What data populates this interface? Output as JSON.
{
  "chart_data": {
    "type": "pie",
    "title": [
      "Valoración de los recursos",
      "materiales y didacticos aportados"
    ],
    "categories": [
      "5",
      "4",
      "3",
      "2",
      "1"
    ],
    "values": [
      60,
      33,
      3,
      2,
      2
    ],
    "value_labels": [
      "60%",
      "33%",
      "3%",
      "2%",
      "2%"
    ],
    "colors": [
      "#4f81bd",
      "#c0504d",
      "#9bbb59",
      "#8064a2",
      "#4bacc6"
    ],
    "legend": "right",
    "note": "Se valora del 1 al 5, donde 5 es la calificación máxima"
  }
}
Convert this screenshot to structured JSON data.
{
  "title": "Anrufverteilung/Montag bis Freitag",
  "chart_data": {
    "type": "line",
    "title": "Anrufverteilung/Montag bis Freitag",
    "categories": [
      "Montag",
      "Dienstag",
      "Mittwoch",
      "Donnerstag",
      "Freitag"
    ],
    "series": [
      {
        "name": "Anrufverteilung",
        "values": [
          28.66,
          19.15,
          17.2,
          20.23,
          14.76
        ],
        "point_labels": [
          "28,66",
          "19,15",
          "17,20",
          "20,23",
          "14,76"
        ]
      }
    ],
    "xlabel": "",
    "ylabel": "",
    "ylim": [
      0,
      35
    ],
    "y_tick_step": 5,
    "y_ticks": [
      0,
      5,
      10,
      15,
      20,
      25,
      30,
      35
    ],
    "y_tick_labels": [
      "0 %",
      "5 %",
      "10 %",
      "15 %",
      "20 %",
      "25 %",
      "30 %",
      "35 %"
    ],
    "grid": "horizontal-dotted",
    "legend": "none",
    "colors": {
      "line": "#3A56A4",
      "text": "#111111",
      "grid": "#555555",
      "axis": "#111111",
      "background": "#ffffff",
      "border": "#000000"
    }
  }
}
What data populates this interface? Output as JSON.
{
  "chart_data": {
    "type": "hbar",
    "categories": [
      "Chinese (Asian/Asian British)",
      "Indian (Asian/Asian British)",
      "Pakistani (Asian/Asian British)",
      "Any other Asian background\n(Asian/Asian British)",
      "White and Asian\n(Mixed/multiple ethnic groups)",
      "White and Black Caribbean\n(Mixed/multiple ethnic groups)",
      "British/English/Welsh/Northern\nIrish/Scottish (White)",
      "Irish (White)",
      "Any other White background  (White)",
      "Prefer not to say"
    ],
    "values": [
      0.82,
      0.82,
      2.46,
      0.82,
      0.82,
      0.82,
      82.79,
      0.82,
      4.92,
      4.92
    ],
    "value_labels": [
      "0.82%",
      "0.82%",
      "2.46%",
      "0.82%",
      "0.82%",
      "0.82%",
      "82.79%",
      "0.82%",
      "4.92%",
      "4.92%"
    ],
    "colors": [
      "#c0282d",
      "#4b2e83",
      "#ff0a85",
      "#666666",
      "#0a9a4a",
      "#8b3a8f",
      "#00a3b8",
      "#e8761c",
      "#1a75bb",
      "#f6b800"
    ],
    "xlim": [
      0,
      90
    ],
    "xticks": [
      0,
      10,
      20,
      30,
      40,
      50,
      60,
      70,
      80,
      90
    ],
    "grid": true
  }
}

• WHAT NEEDS TO BE DONE:
Output an exact copy of each record.

• CORRECT RESULT:
What data populates this interface? Output as JSON.
{
  "chart_data": {
    "type": "pie",
    "title": [
      "Valoración de los recursos",
      "materiales y didacticos aportados"
    ],
    "categories": [
      "5",
      "4",
      "3",
      "2",
      "1"
    ],
    "values": [
      60,
      33,
      3,
      2,
      2
    ],
    "value_labels": [
      "60%",
      "33%",
      "3%",
      "2%",
      "2%"
    ],
    "colors": [
      "#4f81bd",
      "#c0504d",
      "#9bbb59",
      "#8064a2",
      "#4bacc6"
    ],
    "legend": "right",
    "note": "Se valora del 1 al 5, donde 5 es la calificación máxima"
  }
}
Convert this screenshot to structured JSON data.
{
  "title": "Anrufverteilung/Montag bis Freitag",
  "chart_data": {
    "type": "line",
    "title": "Anrufverteilung/Montag bis Freitag",
    "categories": [
      "Montag",
      "Dienstag",
      "Mittwoch",
      "Donnerstag",
      "Freitag"
    ],
    "series": [
      {
        "name": "Anrufverteilung",
        "values": [
          28.66,
          19.15,
          17.2,
          20.23,
          14.76
        ],
        "point_labels": [
          "28,66",
          "19,15",
          "17,20",
          "20,23",
          "14,76"
        ]
      }
    ],
    "xlabel": "",
    "ylabel": "",
    "ylim": [
      0,
      35
    ],
    "y_tick_step": 5,
    "y_ticks": [
      0,
      5,
      10,
      15,
      20,
      25,
      30,
      35
    ],
    "y_tick_labels": [
      "0 %",
      "5 %",
      "10 %",
      "15 %",
      "20 %",
      "25 %",
      "30 %",
      "35 %"
    ],
    "grid": "horizontal-dotted",
    "legend": "none",
    "colors": {
      "line": "#3A56A4",
      "text": "#111111",
      "grid": "#555555",
      "axis": "#111111",
      "background": "#ffffff",
      "border": "#000000"
    }
  }
}
What data populates this interface? Output as JSON.
{
  "chart_data": {
    "type": "hbar",
    "categories": [
      "Chinese (Asian/Asian British)",
      "Indian (Asian/Asian British)",
      "Pakistani (Asian/Asian British)",
      "Any other Asian background\n(Asian/Asian British)",
      "White and Asian\n(Mixed/multiple ethnic groups)",
      "White and Black Caribbean\n(Mixed/multiple ethnic groups)",
      "British/English/Welsh/Northern\nIrish/Scottish (White)",
      "Irish (White)",
      "Any other White background  (White)",
      "Prefer not to say"
    ],
    "values": [
      0.82,
      0.82,
      2.46,
      0.82,
      0.82,
      0.82,
      82.79,
      0.82,
      4.92,
      4.92
    ],
    "value_labels": [
      "0.82%",
      "0.82%",
      "2.46%",
      "0.82%",
      "0.82%",
      "0.82%",
      "82.79%",
      "0.82%",
      "4.92%",
      "4.92%"
    ],
    "colors": [
      "#c0282d",
      "#4b2e83",
      "#ff0a85",
      "#666666",
      "#0a9a4a",
      "#8b3a8f",
      "#00a3b8",
      "#e8761c",
      "#1a75bb",
      "#f6b800"
    ],
    "xlim": [
      0,
      90
    ],
    "xticks": [
      0,
      10,
      20,
      30,
      40,
      50,
      60,
      70,
      80,
      90
    ],
    "grid": true
  }
}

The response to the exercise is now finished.